## TASK GOAL
The answer is one number: how many lines in the data below hold "hijitetsuzz".

Dataset records
══════════

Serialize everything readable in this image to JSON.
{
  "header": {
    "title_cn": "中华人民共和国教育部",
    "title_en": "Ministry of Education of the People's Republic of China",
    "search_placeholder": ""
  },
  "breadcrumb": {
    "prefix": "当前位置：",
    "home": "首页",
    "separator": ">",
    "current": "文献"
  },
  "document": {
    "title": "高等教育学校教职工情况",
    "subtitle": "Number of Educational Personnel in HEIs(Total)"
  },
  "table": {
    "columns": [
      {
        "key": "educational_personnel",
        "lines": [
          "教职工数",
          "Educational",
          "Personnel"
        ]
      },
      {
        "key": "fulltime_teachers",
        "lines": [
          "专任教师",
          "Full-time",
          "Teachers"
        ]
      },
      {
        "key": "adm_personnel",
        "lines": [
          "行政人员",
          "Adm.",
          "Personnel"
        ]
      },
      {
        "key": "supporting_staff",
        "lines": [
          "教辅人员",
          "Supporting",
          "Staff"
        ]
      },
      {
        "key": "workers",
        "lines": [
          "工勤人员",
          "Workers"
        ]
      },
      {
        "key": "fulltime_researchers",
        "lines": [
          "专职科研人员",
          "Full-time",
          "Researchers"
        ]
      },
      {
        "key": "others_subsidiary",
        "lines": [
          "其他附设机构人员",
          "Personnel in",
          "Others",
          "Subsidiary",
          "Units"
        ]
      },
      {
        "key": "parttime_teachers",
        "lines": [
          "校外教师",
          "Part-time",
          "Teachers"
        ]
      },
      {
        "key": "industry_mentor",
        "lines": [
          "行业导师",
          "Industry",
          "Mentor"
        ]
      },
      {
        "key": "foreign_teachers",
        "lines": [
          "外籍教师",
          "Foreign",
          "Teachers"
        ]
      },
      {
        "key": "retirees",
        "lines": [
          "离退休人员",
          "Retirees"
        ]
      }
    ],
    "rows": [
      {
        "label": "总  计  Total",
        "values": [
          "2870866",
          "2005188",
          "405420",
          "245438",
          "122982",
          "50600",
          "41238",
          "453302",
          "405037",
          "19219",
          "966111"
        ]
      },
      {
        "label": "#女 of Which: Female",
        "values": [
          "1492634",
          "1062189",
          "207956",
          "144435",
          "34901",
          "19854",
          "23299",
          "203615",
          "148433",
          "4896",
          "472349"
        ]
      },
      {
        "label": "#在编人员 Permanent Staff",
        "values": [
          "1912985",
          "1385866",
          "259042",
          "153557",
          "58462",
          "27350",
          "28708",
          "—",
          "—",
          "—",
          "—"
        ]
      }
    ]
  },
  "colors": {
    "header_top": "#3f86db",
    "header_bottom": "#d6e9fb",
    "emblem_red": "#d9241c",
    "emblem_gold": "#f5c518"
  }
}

══════════

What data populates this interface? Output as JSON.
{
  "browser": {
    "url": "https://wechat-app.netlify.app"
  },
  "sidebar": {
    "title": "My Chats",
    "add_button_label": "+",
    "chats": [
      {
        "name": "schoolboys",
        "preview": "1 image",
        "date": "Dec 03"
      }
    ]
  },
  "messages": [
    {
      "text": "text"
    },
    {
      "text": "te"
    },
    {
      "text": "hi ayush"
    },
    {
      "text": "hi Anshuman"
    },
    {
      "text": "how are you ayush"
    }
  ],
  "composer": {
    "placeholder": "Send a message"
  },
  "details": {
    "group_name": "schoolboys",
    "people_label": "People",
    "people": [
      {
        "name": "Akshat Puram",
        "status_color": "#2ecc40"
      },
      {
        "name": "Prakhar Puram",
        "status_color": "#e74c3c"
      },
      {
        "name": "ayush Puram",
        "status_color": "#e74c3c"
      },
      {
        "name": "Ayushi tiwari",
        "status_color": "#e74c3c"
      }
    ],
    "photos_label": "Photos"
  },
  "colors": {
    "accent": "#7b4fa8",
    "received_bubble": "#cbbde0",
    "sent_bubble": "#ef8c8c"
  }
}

══════════

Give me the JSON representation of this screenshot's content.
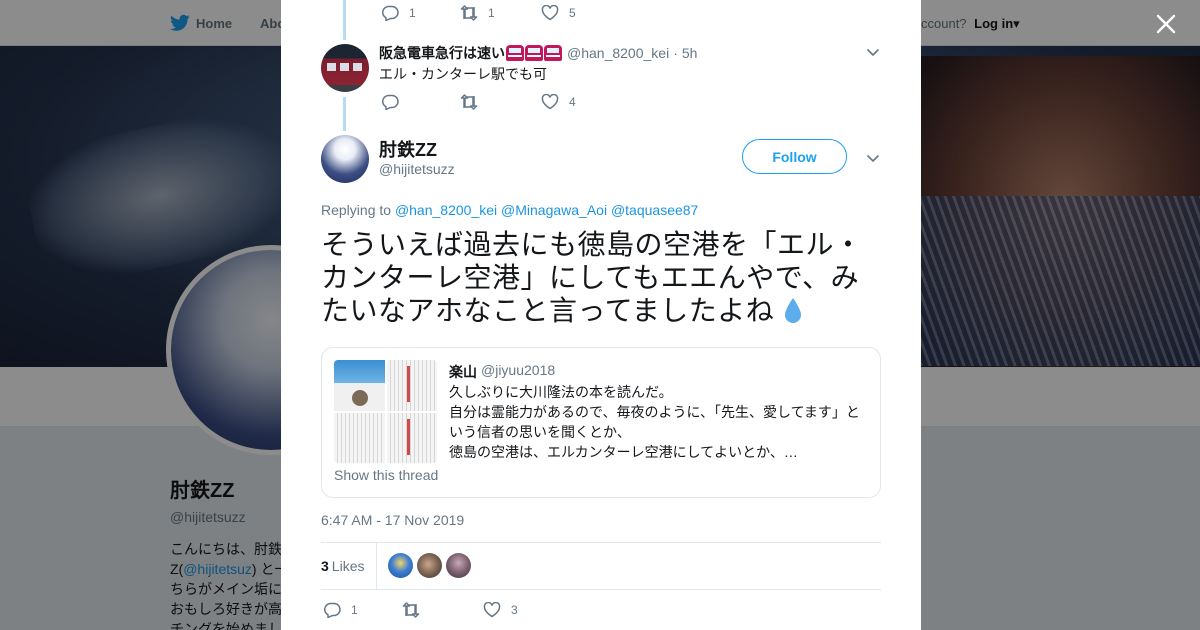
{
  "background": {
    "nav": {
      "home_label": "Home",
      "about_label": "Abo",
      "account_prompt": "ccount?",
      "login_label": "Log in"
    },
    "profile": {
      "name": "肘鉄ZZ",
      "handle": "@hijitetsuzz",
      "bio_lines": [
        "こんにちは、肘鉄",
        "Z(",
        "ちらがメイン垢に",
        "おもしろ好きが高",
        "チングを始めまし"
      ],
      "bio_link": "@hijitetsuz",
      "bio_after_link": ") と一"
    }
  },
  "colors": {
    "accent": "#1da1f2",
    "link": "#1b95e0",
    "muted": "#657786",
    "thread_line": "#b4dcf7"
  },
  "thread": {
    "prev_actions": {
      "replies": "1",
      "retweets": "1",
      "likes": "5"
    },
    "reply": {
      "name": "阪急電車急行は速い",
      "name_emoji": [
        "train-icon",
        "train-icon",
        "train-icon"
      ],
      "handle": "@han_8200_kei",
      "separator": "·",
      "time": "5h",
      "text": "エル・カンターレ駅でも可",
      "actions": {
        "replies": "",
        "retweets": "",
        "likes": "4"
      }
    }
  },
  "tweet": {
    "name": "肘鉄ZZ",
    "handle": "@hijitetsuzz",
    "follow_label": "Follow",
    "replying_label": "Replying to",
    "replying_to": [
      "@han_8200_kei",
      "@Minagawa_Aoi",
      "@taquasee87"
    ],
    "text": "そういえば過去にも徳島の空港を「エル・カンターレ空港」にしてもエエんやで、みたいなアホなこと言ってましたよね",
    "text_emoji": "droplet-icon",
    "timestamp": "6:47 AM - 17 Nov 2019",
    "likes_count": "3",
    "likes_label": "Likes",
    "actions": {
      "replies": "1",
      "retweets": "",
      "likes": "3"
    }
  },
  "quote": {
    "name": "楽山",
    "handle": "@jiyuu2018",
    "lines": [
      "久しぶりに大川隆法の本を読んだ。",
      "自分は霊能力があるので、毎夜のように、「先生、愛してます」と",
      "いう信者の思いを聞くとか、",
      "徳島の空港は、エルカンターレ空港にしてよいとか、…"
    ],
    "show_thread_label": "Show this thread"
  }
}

══════════

## EXERCISE ANSWER
2